## Task material
————————
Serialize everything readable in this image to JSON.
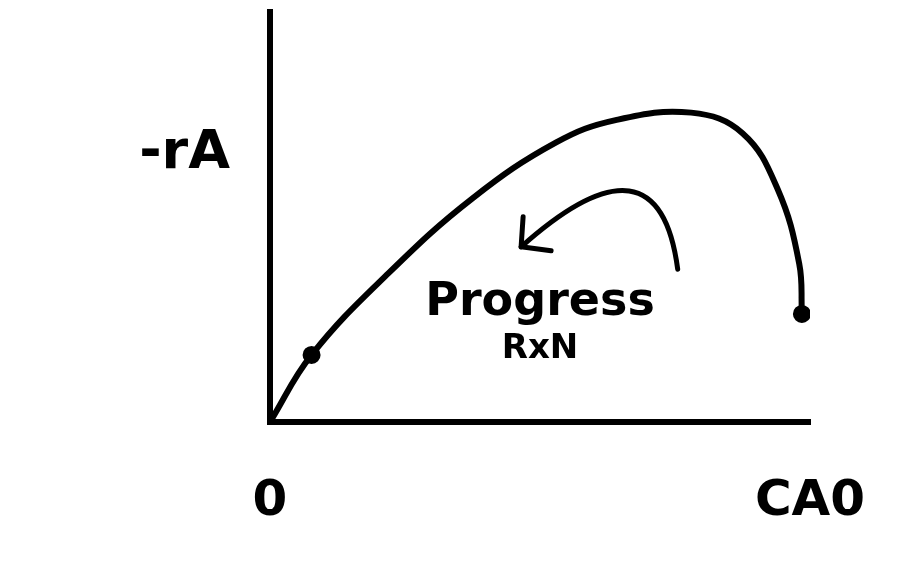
{
  "chart_data": {
    "type": "line",
    "y_label": "-rA",
    "annotation": "Progress RxN",
    "x": [
      0,
      0.077,
      0.22,
      0.375,
      0.53,
      0.64,
      0.78,
      0.875,
      0.94,
      0.98,
      0.985
    ],
    "values": [
      0,
      0.18,
      0.4,
      0.6,
      0.75,
      0.81,
      0.83,
      0.775,
      0.625,
      0.425,
      0.29
    ],
    "color": "#000000",
    "marker": "circle",
    "xlim": [
      0,
      1
    ],
    "xticks": [
      {
        "value": 0,
        "label": "0"
      },
      {
        "value": 1,
        "label": "CA0"
      }
    ],
    "ylim": [
      0,
      1.1
    ],
    "yticks": [],
    "grid": false,
    "tick_labels": "x"
  }
}
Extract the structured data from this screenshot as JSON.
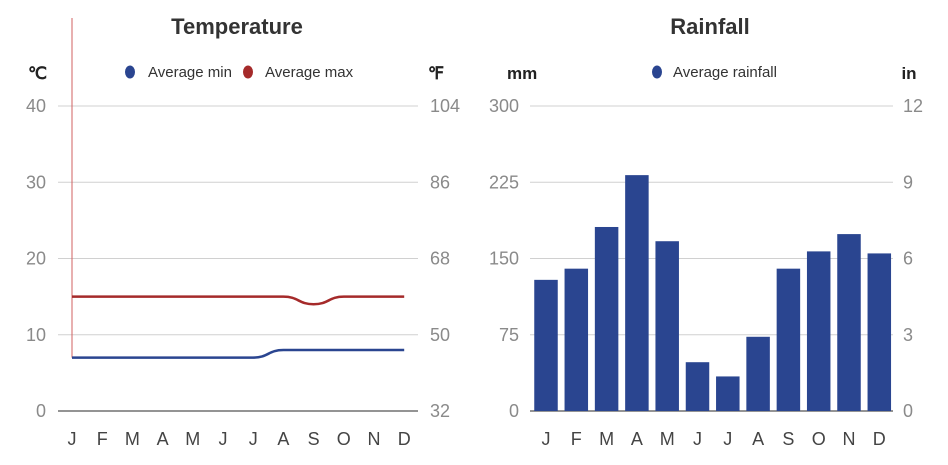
{
  "chart_data": [
    {
      "type": "line",
      "title": "Temperature",
      "ylabel_left": "℃",
      "ylabel_right": "℉",
      "categories": [
        "J",
        "F",
        "M",
        "A",
        "M",
        "J",
        "J",
        "A",
        "S",
        "O",
        "N",
        "D"
      ],
      "ylim": [
        0,
        40
      ],
      "yticks": [
        "0",
        "10",
        "20",
        "30",
        "40"
      ],
      "yticks_right": [
        "32",
        "50",
        "68",
        "86",
        "104"
      ],
      "grid": true,
      "legend": "top",
      "series": [
        {
          "name": "Average min",
          "color": "#2a4590",
          "values": [
            7,
            7,
            7,
            7,
            7,
            7,
            7,
            8,
            8,
            8,
            8,
            8
          ]
        },
        {
          "name": "Average max",
          "color": "#a52a2a",
          "values": [
            15,
            15,
            15,
            15,
            15,
            15,
            15,
            15,
            14,
            15,
            15,
            15
          ]
        }
      ]
    },
    {
      "type": "bar",
      "title": "Rainfall",
      "ylabel_left": "mm",
      "ylabel_right": "in",
      "categories": [
        "J",
        "F",
        "M",
        "A",
        "M",
        "J",
        "J",
        "A",
        "S",
        "O",
        "N",
        "D"
      ],
      "ylim": [
        0,
        300
      ],
      "yticks": [
        "0",
        "75",
        "150",
        "225",
        "300"
      ],
      "yticks_right": [
        "0",
        "3",
        "6",
        "9",
        "12"
      ],
      "grid": true,
      "legend": "top",
      "series": [
        {
          "name": "Average rainfall",
          "color": "#2a4590",
          "values": [
            129,
            140,
            181,
            232,
            167,
            48,
            34,
            73,
            140,
            157,
            174,
            155
          ]
        }
      ]
    }
  ]
}
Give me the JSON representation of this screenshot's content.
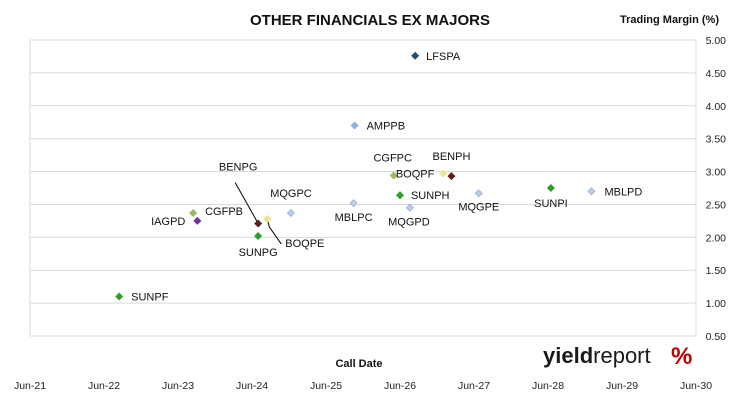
{
  "chart_data": {
    "type": "scatter",
    "title": "OTHER FINANCIALS EX MAJORS",
    "xlabel": "Call Date",
    "ylabel": "Trading Margin (%)",
    "xlim": [
      "2021-06-01",
      "2030-06-01"
    ],
    "ylim": [
      0.5,
      5.0
    ],
    "x_ticks": [
      "Jun-21",
      "Jun-22",
      "Jun-23",
      "Jun-24",
      "Jun-25",
      "Jun-26",
      "Jun-27",
      "Jun-28",
      "Jun-29",
      "Jun-30"
    ],
    "y_ticks": [
      "5.00",
      "4.50",
      "4.00",
      "3.50",
      "3.00",
      "2.50",
      "2.00",
      "1.50",
      "1.00",
      "0.50"
    ],
    "grid": true,
    "legend": "none",
    "points": [
      {
        "label": "LFSPA",
        "x": "2026-08-15",
        "y": 4.76,
        "color": "#1f4e79"
      },
      {
        "label": "AMPPB",
        "x": "2025-10-20",
        "y": 3.7,
        "color": "#8db3e2"
      },
      {
        "label": "CGFPC",
        "x": "2026-05-01",
        "y": 2.94,
        "color": "#9bbb59"
      },
      {
        "label": "BOQPF",
        "x": "2027-01-01",
        "y": 2.97,
        "color": "#e6e68a"
      },
      {
        "label": "BENPH",
        "x": "2027-02-10",
        "y": 2.93,
        "color": "#5c1f1f"
      },
      {
        "label": "SUNPH",
        "x": "2026-06-01",
        "y": 2.64,
        "color": "#2ca02c"
      },
      {
        "label": "MBLPC",
        "x": "2025-10-15",
        "y": 2.52,
        "color": "#b9cde5"
      },
      {
        "label": "MQGPD",
        "x": "2026-07-20",
        "y": 2.45,
        "color": "#b9cde5"
      },
      {
        "label": "MQGPE",
        "x": "2027-06-25",
        "y": 2.67,
        "color": "#b9cde5"
      },
      {
        "label": "SUNPI",
        "x": "2028-06-15",
        "y": 2.75,
        "color": "#2ca02c"
      },
      {
        "label": "MBLPD",
        "x": "2029-01-01",
        "y": 2.7,
        "color": "#b9cde5"
      },
      {
        "label": "MQGPC",
        "x": "2024-12-10",
        "y": 2.37,
        "color": "#b9cde5"
      },
      {
        "label": "BENPG",
        "x": "2024-07-01",
        "y": 2.21,
        "color": "#5c1f1f"
      },
      {
        "label": "BOQPE",
        "x": "2024-08-15",
        "y": 2.28,
        "color": "#e6e68a"
      },
      {
        "label": "SUNPG",
        "x": "2024-07-01",
        "y": 2.02,
        "color": "#2ca02c"
      },
      {
        "label": "CGFPB",
        "x": "2023-08-15",
        "y": 2.37,
        "color": "#9bbb59"
      },
      {
        "label": "IAGPD",
        "x": "2023-09-05",
        "y": 2.25,
        "color": "#7030a0"
      },
      {
        "label": "SUNPF",
        "x": "2022-08-15",
        "y": 1.1,
        "color": "#2ca02c"
      }
    ]
  },
  "brand": {
    "yield": "yield",
    "report": "report",
    "percent": "%"
  }
}
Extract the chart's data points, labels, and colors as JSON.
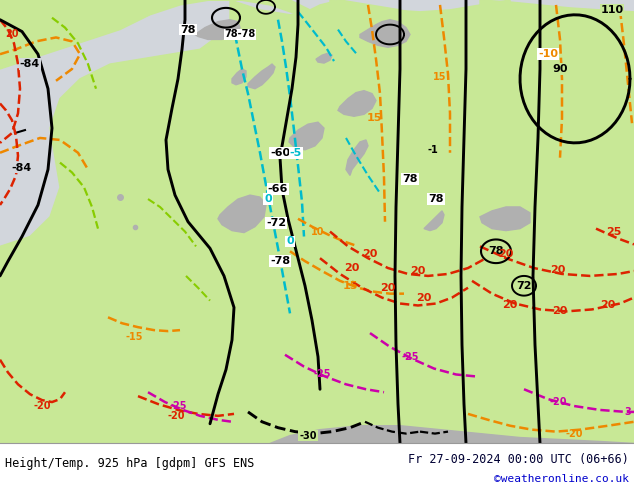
{
  "title_left": "Height/Temp. 925 hPa [gdpm] GFS ENS",
  "title_right": "Fr 27-09-2024 00:00 UTC (06+66)",
  "credit": "©weatheronline.co.uk",
  "bg_green": "#c8e896",
  "bg_sea": "#d2d6dc",
  "bg_land_gray": "#b0b0b0",
  "geo_color": "#000000",
  "temp_cyan": "#00bbcc",
  "temp_orange": "#ee8800",
  "temp_lgreen": "#88cc00",
  "temp_red": "#dd2200",
  "temp_magenta": "#cc00aa",
  "footer_text_color": "#000033",
  "credit_color": "#0000cc"
}
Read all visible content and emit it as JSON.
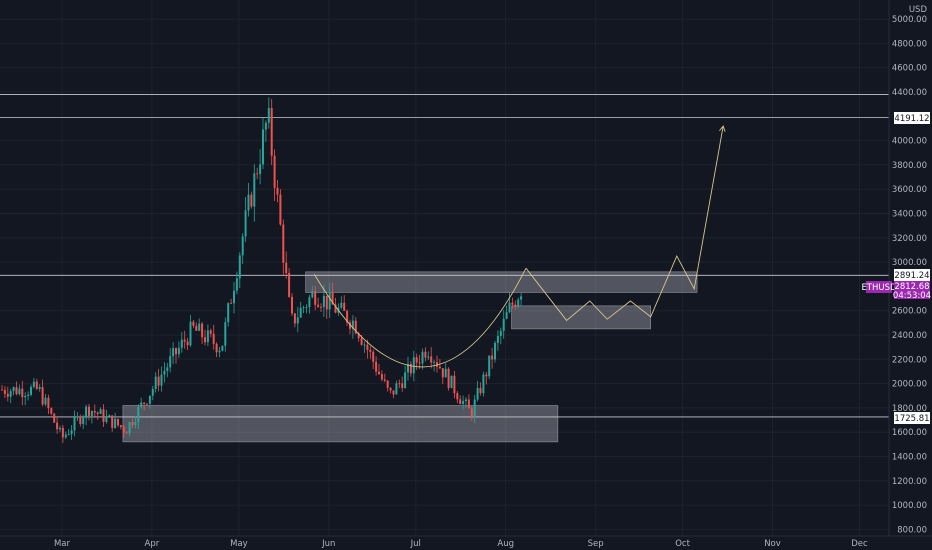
{
  "chart_data": {
    "type": "candlestick",
    "symbol": "ETHUSD",
    "currency": "USD",
    "y_ticks": [
      "5000.00",
      "4800.00",
      "4600.00",
      "4400.00",
      "4000.00",
      "3800.00",
      "3600.00",
      "3400.00",
      "3200.00",
      "3000.00",
      "2600.00",
      "2400.00",
      "2200.00",
      "2000.00",
      "1800.00",
      "1600.00",
      "1400.00",
      "1200.00",
      "1000.00",
      "800.00"
    ],
    "x_ticks": [
      "Mar",
      "Apr",
      "May",
      "Jun",
      "Jul",
      "Aug",
      "Sep",
      "Oct",
      "Nov",
      "Dec"
    ],
    "ylim": [
      800,
      5100
    ],
    "price_tags": {
      "line_4191": "4191.12",
      "line_2891": "2891.24",
      "current_symbol": "ETHUSD",
      "current_price": "2812.68",
      "current_time": "04:53:04",
      "line_1725": "1725.81"
    },
    "horizontal_lines": [
      4380,
      4191.12,
      2891.24,
      1725.81
    ],
    "zones": [
      {
        "x": [
          "2021-05-24",
          "2021-10-06"
        ],
        "y": [
          2750,
          2920
        ]
      },
      {
        "x": [
          "2021-08-03",
          "2021-09-20"
        ],
        "y": [
          2450,
          2640
        ]
      },
      {
        "x": [
          "2021-03-22",
          "2021-08-19"
        ],
        "y": [
          1520,
          1820
        ]
      }
    ],
    "candles_ohlc_summary": [
      {
        "date": "2021-02-21",
        "close": 1950
      },
      {
        "date": "2021-03-01",
        "close": 1550
      },
      {
        "date": "2021-03-10",
        "close": 1800
      },
      {
        "date": "2021-03-23",
        "close": 1620
      },
      {
        "date": "2021-04-05",
        "close": 2100
      },
      {
        "date": "2021-04-15",
        "close": 2450
      },
      {
        "date": "2021-04-25",
        "close": 2300
      },
      {
        "date": "2021-05-03",
        "close": 3300
      },
      {
        "date": "2021-05-11",
        "close": 4200
      },
      {
        "date": "2021-05-19",
        "close": 2500
      },
      {
        "date": "2021-05-27",
        "close": 2750
      },
      {
        "date": "2021-06-10",
        "close": 2500
      },
      {
        "date": "2021-06-22",
        "close": 1900
      },
      {
        "date": "2021-07-05",
        "close": 2300
      },
      {
        "date": "2021-07-20",
        "close": 1750
      },
      {
        "date": "2021-08-02",
        "close": 2600
      },
      {
        "date": "2021-08-07",
        "close": 2812.68
      }
    ]
  }
}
————————
## Work to be completed
Identify every line holding the word "name" and copy it out.

## Full output
          "name": "Average min",
          "name": "Average max",
          "name": "Average rainfall",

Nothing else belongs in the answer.